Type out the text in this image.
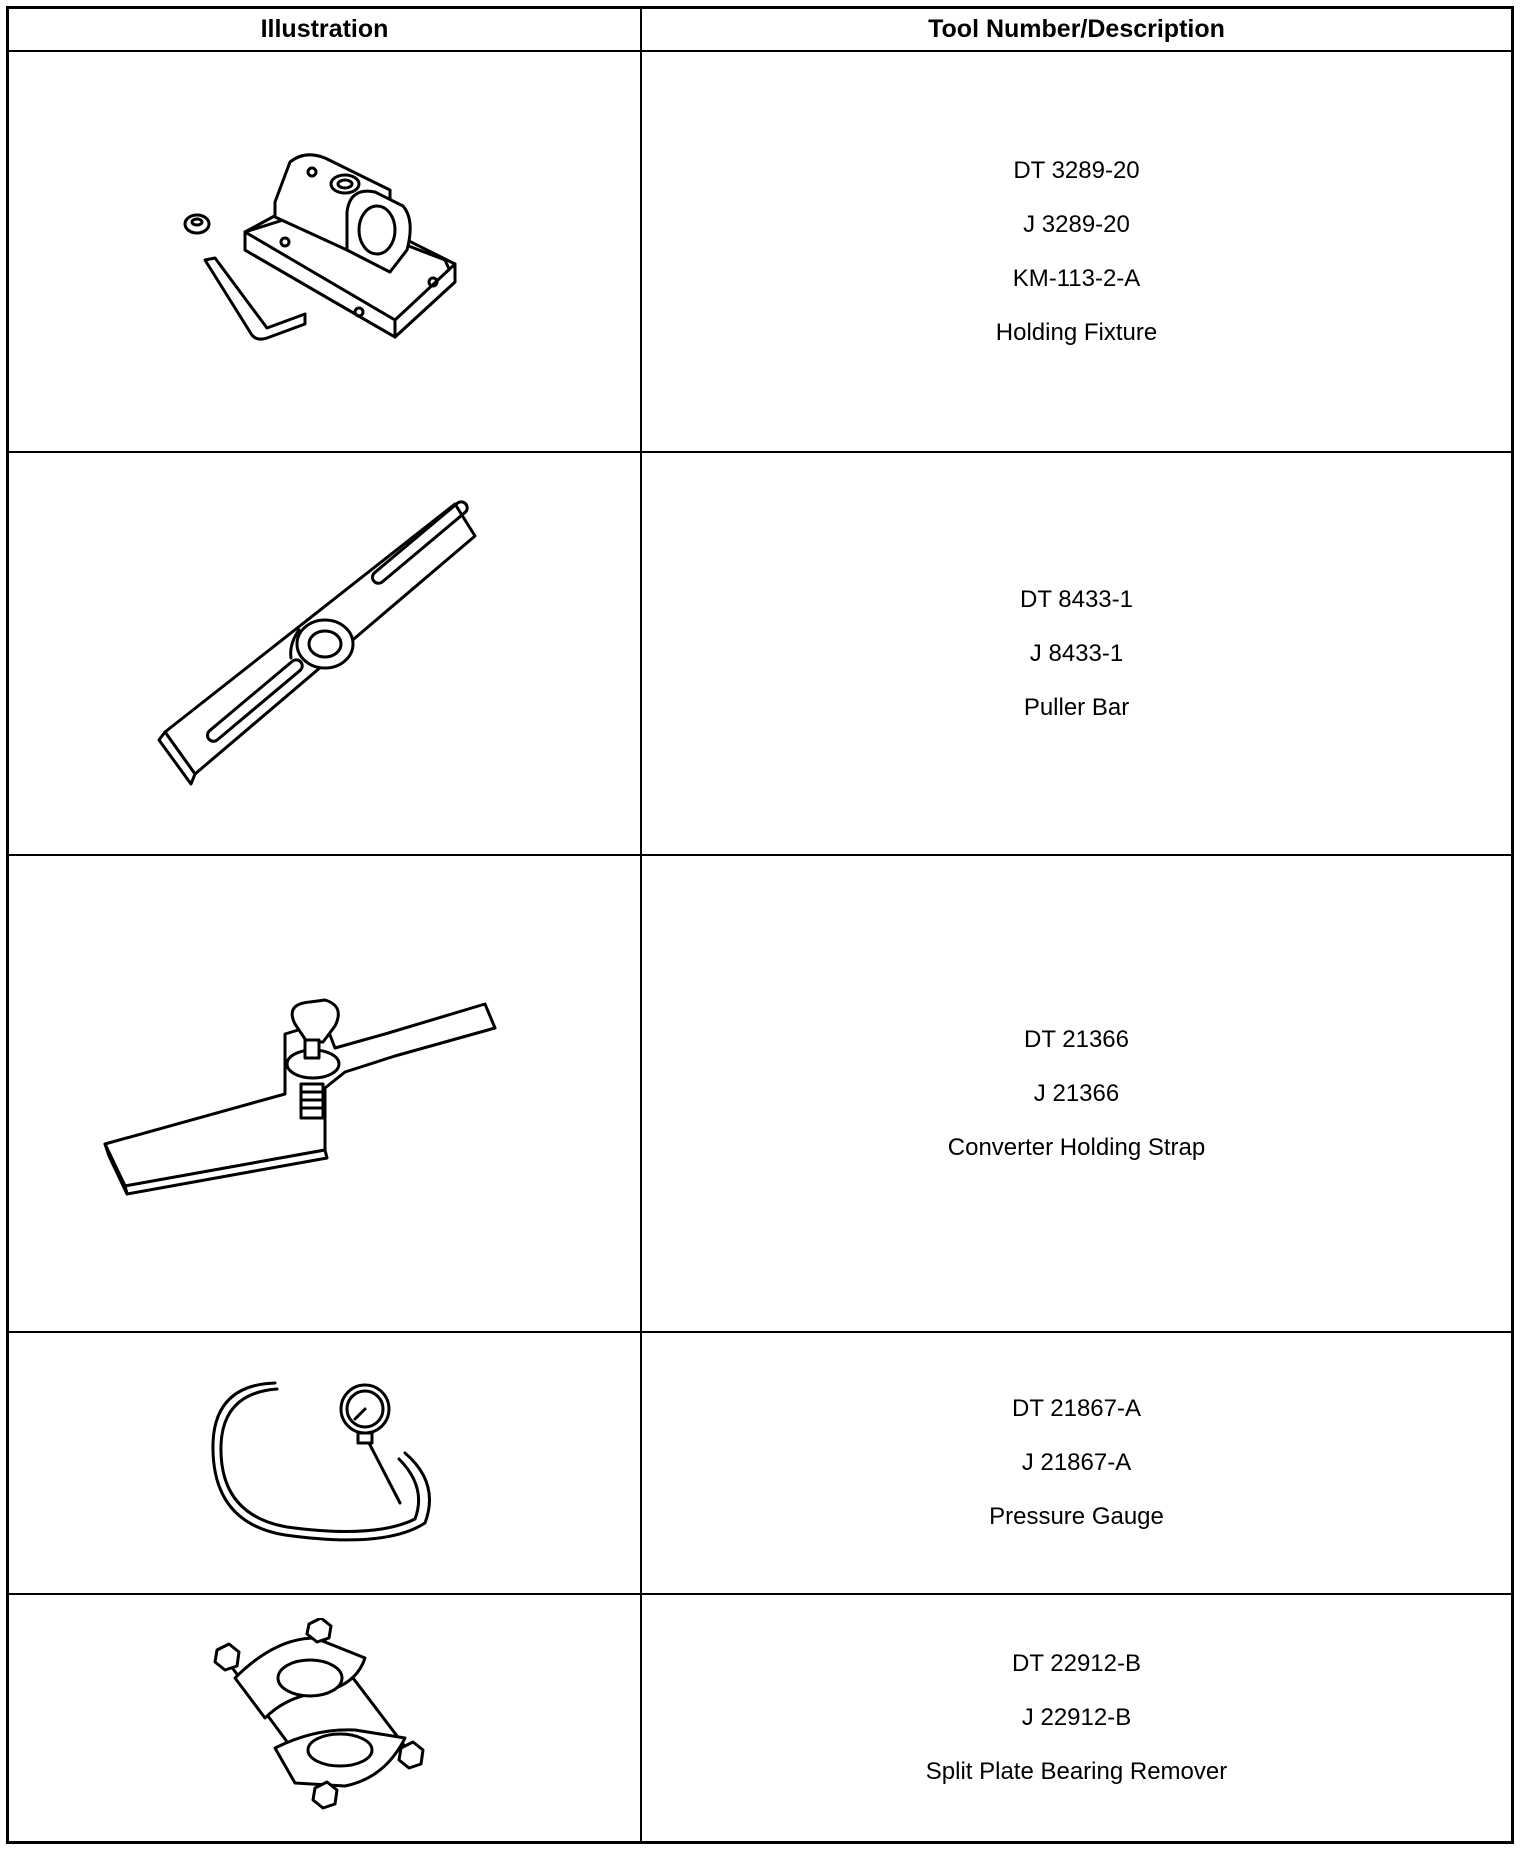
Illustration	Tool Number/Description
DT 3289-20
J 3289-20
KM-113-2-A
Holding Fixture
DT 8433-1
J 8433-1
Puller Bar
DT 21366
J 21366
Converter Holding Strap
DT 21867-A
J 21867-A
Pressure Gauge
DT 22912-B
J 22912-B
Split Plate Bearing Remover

######

▶ _Work to complete_
Transcribe the whole listing, character for character, but not its images.

▶ _Output below_
Type out the text in this image.
Illustration	Tool Number/Description
DT 3289-20
J 3289-20
KM-113-2-A
Holding Fixture
DT 8433-1
J 8433-1
Puller Bar
DT 21366
J 21366
Converter Holding Strap
DT 21867-A
J 21867-A
Pressure Gauge
DT 22912-B
J 22912-B
Split Plate Bearing Remover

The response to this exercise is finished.